Goal
Skip the pictures and repeat each line of the data exactly.

Supplied data
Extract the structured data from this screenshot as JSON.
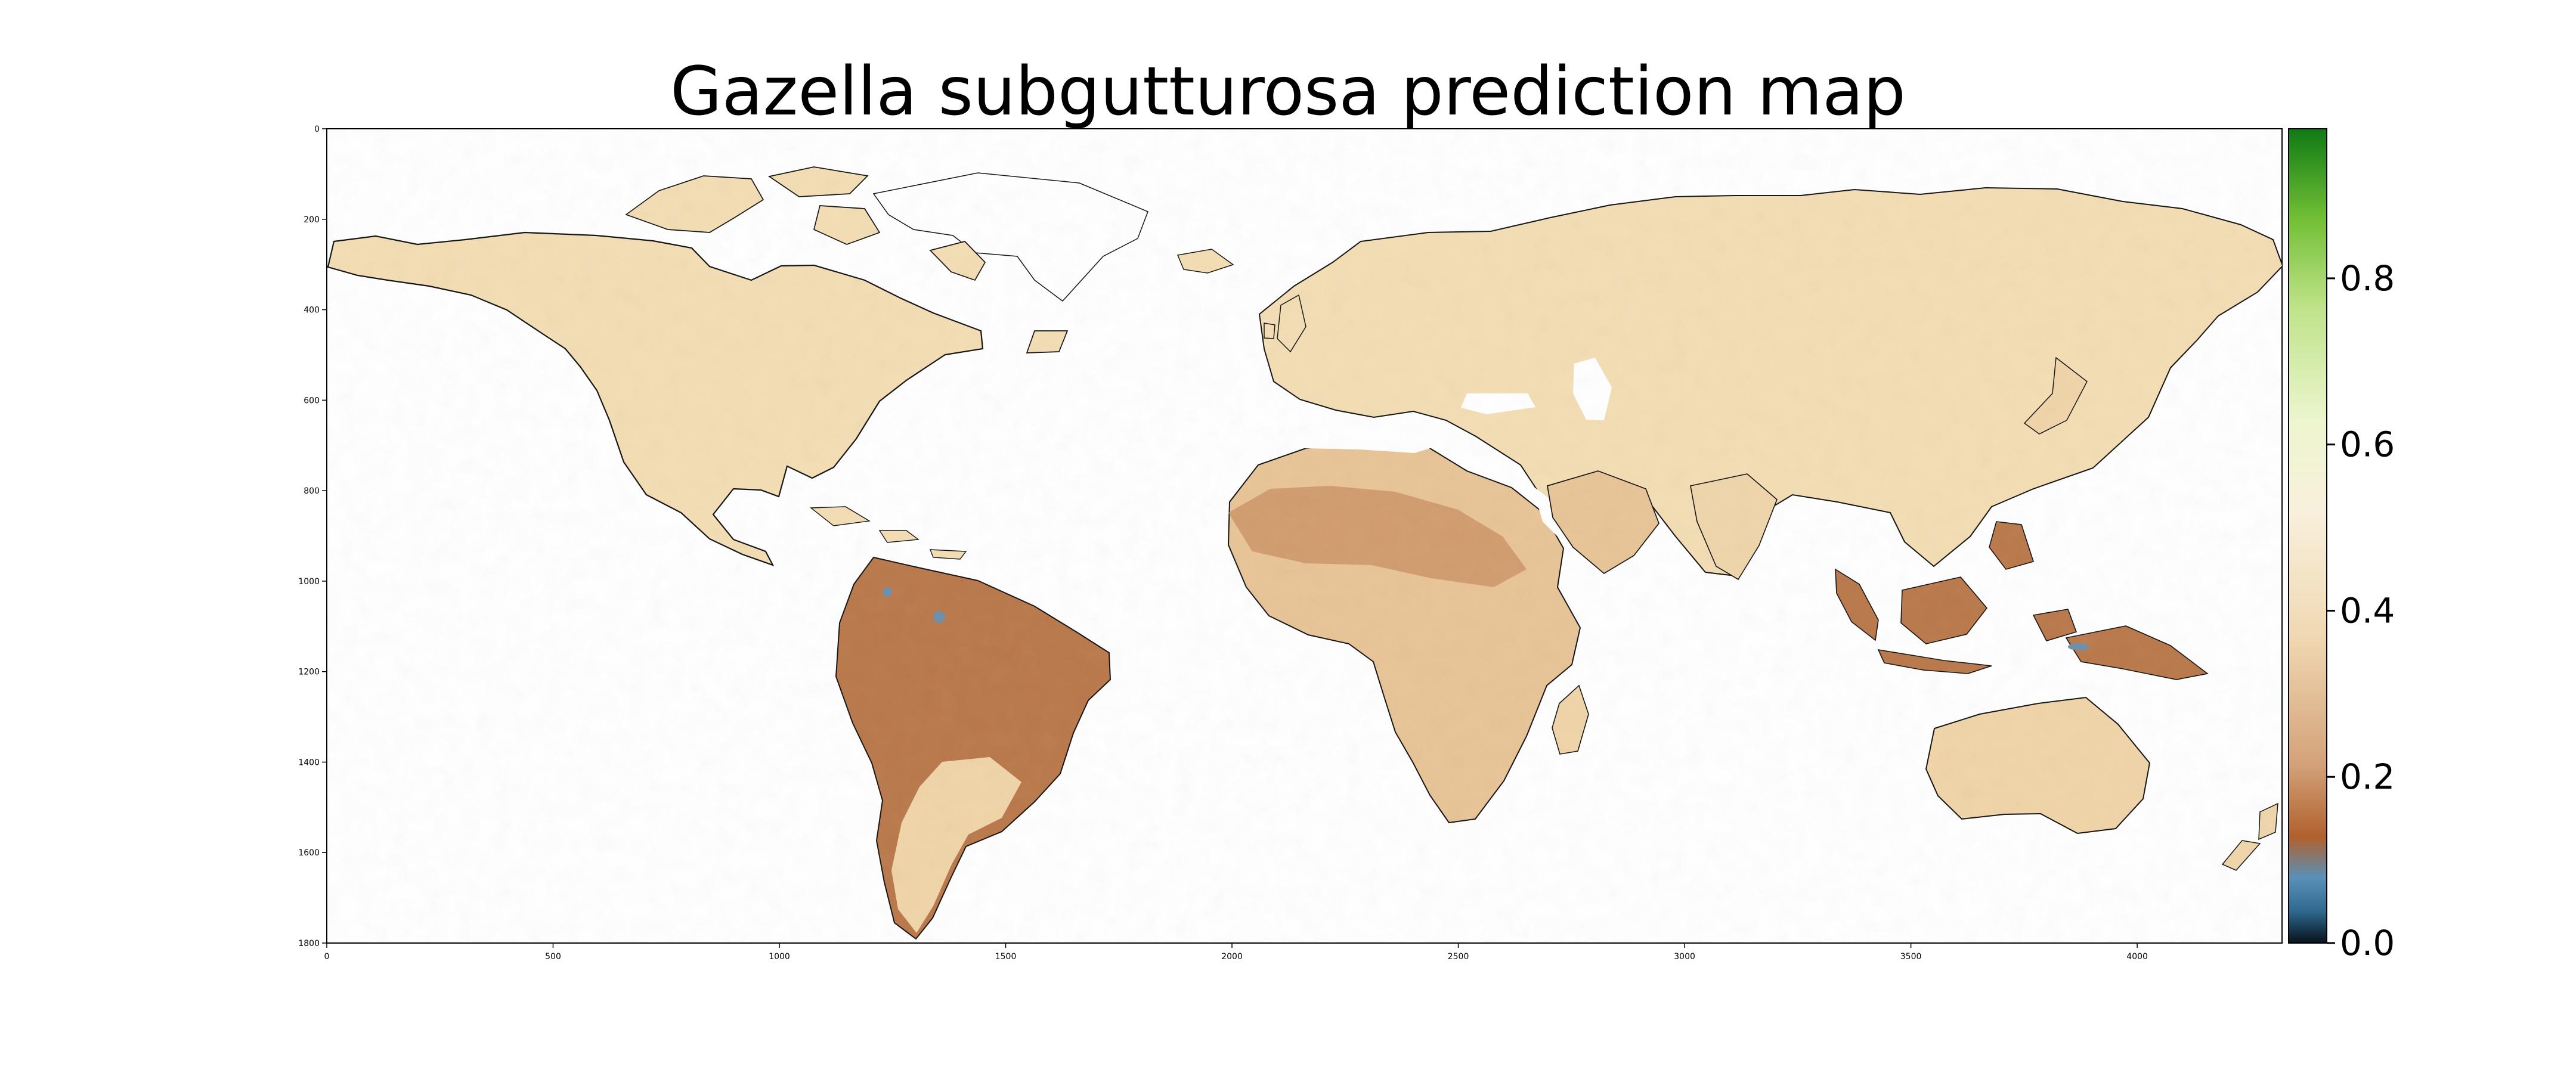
{
  "figure": {
    "title": "Gazella subgutturosa prediction map"
  },
  "map": {
    "x_ticks": [
      "0",
      "500",
      "1000",
      "1500",
      "2000",
      "2500",
      "3000",
      "3500",
      "4000"
    ],
    "y_ticks": [
      "0",
      "200",
      "400",
      "600",
      "800",
      "1000",
      "1200",
      "1400",
      "1600",
      "1800"
    ],
    "x_range": [
      0,
      4320
    ],
    "y_range": [
      0,
      1800
    ],
    "land_color": "#f3ddb4",
    "dry_color": "#d9a77a",
    "wet_color": "#b9784a",
    "very_low_color": "#6f8faa"
  },
  "colorbar": {
    "ticks": [
      "0.0",
      "0.2",
      "0.4",
      "0.6",
      "0.8"
    ],
    "range": [
      0.0,
      0.98
    ],
    "colors": [
      "#07121b",
      "#2f6a91",
      "#5a90b9",
      "#b0612d",
      "#d4a27a",
      "#f0d9b3",
      "#f8f0dc",
      "#edf6ce",
      "#bfe38a",
      "#72bf35",
      "#0f7a15"
    ]
  }
}
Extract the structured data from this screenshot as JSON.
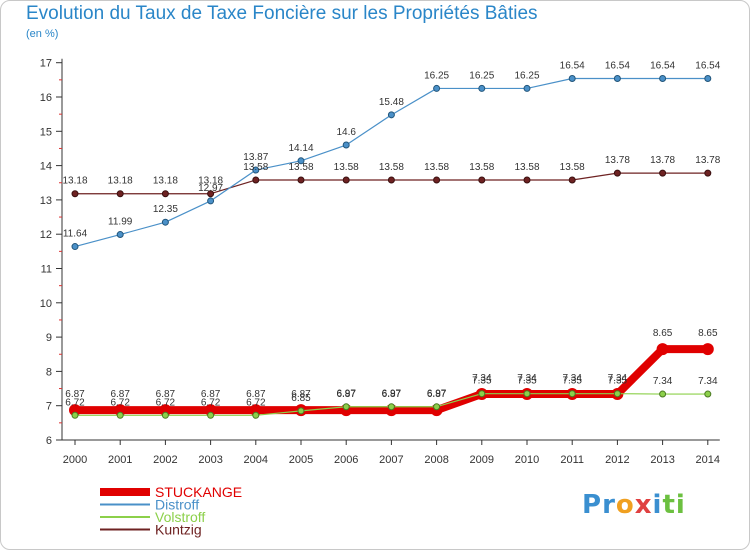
{
  "chart_data": {
    "type": "line",
    "title": "Evolution du Taux de Taxe Foncière sur les Propriétés Bâties",
    "unit_label": "(en %)",
    "categories": [
      "2000",
      "2001",
      "2002",
      "2003",
      "2004",
      "2005",
      "2006",
      "2007",
      "2008",
      "2009",
      "2010",
      "2011",
      "2012",
      "2013",
      "2014"
    ],
    "ylim": [
      6,
      17
    ],
    "yticks": [
      6,
      7,
      8,
      9,
      10,
      11,
      12,
      13,
      14,
      15,
      16,
      17
    ],
    "grid": false,
    "legend_position": "bottom-left",
    "series": [
      {
        "name": "STUCKANGE",
        "color": "#e00000",
        "values": [
          6.87,
          6.87,
          6.87,
          6.87,
          6.87,
          6.87,
          6.87,
          6.87,
          6.87,
          7.34,
          7.34,
          7.34,
          7.34,
          8.65,
          8.65
        ],
        "labels": [
          "6.87",
          "6.87",
          "6.87",
          "6.87",
          "6.87",
          "6.87",
          "6.87",
          "6.87",
          "6.87",
          "7.34",
          "7.34",
          "7.34",
          "7.34",
          "8.65",
          "8.65"
        ]
      },
      {
        "name": "Distroff",
        "color": "#4a90c8",
        "values": [
          11.64,
          11.99,
          12.35,
          12.97,
          13.87,
          14.14,
          14.6,
          15.48,
          16.25,
          16.25,
          16.25,
          16.54,
          16.54,
          16.54,
          16.54
        ],
        "labels": [
          "11.64",
          "11.99",
          "12.35",
          "12.97",
          "13.87",
          "14.14",
          "14.6",
          "15.48",
          "16.25",
          "16.25",
          "16.25",
          "16.54",
          "16.54",
          "16.54",
          "16.54"
        ]
      },
      {
        "name": "Volstroff",
        "color": "#8cd04a",
        "values": [
          6.72,
          6.72,
          6.72,
          6.72,
          6.72,
          6.85,
          6.97,
          6.97,
          6.97,
          7.35,
          7.35,
          7.35,
          7.35,
          7.34,
          7.34
        ],
        "labels": [
          "6.72",
          "6.72",
          "6.72",
          "6.72",
          "6.72",
          "6.85",
          "6.97",
          "6.97",
          "6.97",
          "7.35",
          "7.35",
          "7.35",
          "7.35",
          "7.34",
          "7.34"
        ]
      },
      {
        "name": "Kuntzig",
        "color": "#6e2222",
        "values": [
          13.18,
          13.18,
          13.18,
          13.18,
          13.58,
          13.58,
          13.58,
          13.58,
          13.58,
          13.58,
          13.58,
          13.58,
          13.78,
          13.78,
          13.78
        ],
        "labels": [
          "13.18",
          "13.18",
          "13.18",
          "13.18",
          "13.58",
          "13.58",
          "13.58",
          "13.58",
          "13.58",
          "13.58",
          "13.58",
          "13.58",
          "13.78",
          "13.78",
          "13.78"
        ]
      }
    ]
  },
  "branding": {
    "logo_text": "Proxiti",
    "letters": [
      "P",
      "r",
      "o",
      "x",
      "i",
      "t",
      "i"
    ],
    "letter_colors": [
      "#3a8fd0",
      "#3a8fd0",
      "#f0a020",
      "#e04040",
      "#3a8fd0",
      "#6cc040",
      "#6cc040"
    ]
  }
}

Exercise result
Extract the structured data from this screenshot as JSON.
{
  "figure": {
    "title": "Gazella subgutturosa prediction map"
  },
  "map": {
    "x_ticks": [
      "0",
      "500",
      "1000",
      "1500",
      "2000",
      "2500",
      "3000",
      "3500",
      "4000"
    ],
    "y_ticks": [
      "0",
      "200",
      "400",
      "600",
      "800",
      "1000",
      "1200",
      "1400",
      "1600",
      "1800"
    ],
    "x_range": [
      0,
      4320
    ],
    "y_range": [
      0,
      1800
    ],
    "land_color": "#f3ddb4",
    "dry_color": "#d9a77a",
    "wet_color": "#b9784a",
    "very_low_color": "#6f8faa"
  },
  "colorbar": {
    "ticks": [
      "0.0",
      "0.2",
      "0.4",
      "0.6",
      "0.8"
    ],
    "range": [
      0.0,
      0.98
    ],
    "colors": [
      "#07121b",
      "#2f6a91",
      "#5a90b9",
      "#b0612d",
      "#d4a27a",
      "#f0d9b3",
      "#f8f0dc",
      "#edf6ce",
      "#bfe38a",
      "#72bf35",
      "#0f7a15"
    ]
  }
}
Extract the structured data from this screenshot as JSON.
{
  "chart_data": {
    "type": "line",
    "title": "Evolution du Taux de Taxe Foncière sur les Propriétés Bâties",
    "unit_label": "(en %)",
    "categories": [
      "2000",
      "2001",
      "2002",
      "2003",
      "2004",
      "2005",
      "2006",
      "2007",
      "2008",
      "2009",
      "2010",
      "2011",
      "2012",
      "2013",
      "2014"
    ],
    "ylim": [
      6,
      17
    ],
    "yticks": [
      6,
      7,
      8,
      9,
      10,
      11,
      12,
      13,
      14,
      15,
      16,
      17
    ],
    "grid": false,
    "legend_position": "bottom-left",
    "series": [
      {
        "name": "STUCKANGE",
        "color": "#e00000",
        "values": [
          6.87,
          6.87,
          6.87,
          6.87,
          6.87,
          6.87,
          6.87,
          6.87,
          6.87,
          7.34,
          7.34,
          7.34,
          7.34,
          8.65,
          8.65
        ],
        "labels": [
          "6.87",
          "6.87",
          "6.87",
          "6.87",
          "6.87",
          "6.87",
          "6.87",
          "6.87",
          "6.87",
          "7.34",
          "7.34",
          "7.34",
          "7.34",
          "8.65",
          "8.65"
        ]
      },
      {
        "name": "Distroff",
        "color": "#4a90c8",
        "values": [
          11.64,
          11.99,
          12.35,
          12.97,
          13.87,
          14.14,
          14.6,
          15.48,
          16.25,
          16.25,
          16.25,
          16.54,
          16.54,
          16.54,
          16.54
        ],
        "labels": [
          "11.64",
          "11.99",
          "12.35",
          "12.97",
          "13.87",
          "14.14",
          "14.6",
          "15.48",
          "16.25",
          "16.25",
          "16.25",
          "16.54",
          "16.54",
          "16.54",
          "16.54"
        ]
      },
      {
        "name": "Volstroff",
        "color": "#8cd04a",
        "values": [
          6.72,
          6.72,
          6.72,
          6.72,
          6.72,
          6.85,
          6.97,
          6.97,
          6.97,
          7.35,
          7.35,
          7.35,
          7.35,
          7.34,
          7.34
        ],
        "labels": [
          "6.72",
          "6.72",
          "6.72",
          "6.72",
          "6.72",
          "6.85",
          "6.97",
          "6.97",
          "6.97",
          "7.35",
          "7.35",
          "7.35",
          "7.35",
          "7.34",
          "7.34"
        ]
      },
      {
        "name": "Kuntzig",
        "color": "#6e2222",
        "values": [
          13.18,
          13.18,
          13.18,
          13.18,
          13.58,
          13.58,
          13.58,
          13.58,
          13.58,
          13.58,
          13.58,
          13.58,
          13.78,
          13.78,
          13.78
        ],
        "labels": [
          "13.18",
          "13.18",
          "13.18",
          "13.18",
          "13.58",
          "13.58",
          "13.58",
          "13.58",
          "13.58",
          "13.58",
          "13.58",
          "13.58",
          "13.78",
          "13.78",
          "13.78"
        ]
      }
    ]
  },
  "branding": {
    "logo_text": "Proxiti",
    "letters": [
      "P",
      "r",
      "o",
      "x",
      "i",
      "t",
      "i"
    ],
    "letter_colors": [
      "#3a8fd0",
      "#3a8fd0",
      "#f0a020",
      "#e04040",
      "#3a8fd0",
      "#6cc040",
      "#6cc040"
    ]
  }
}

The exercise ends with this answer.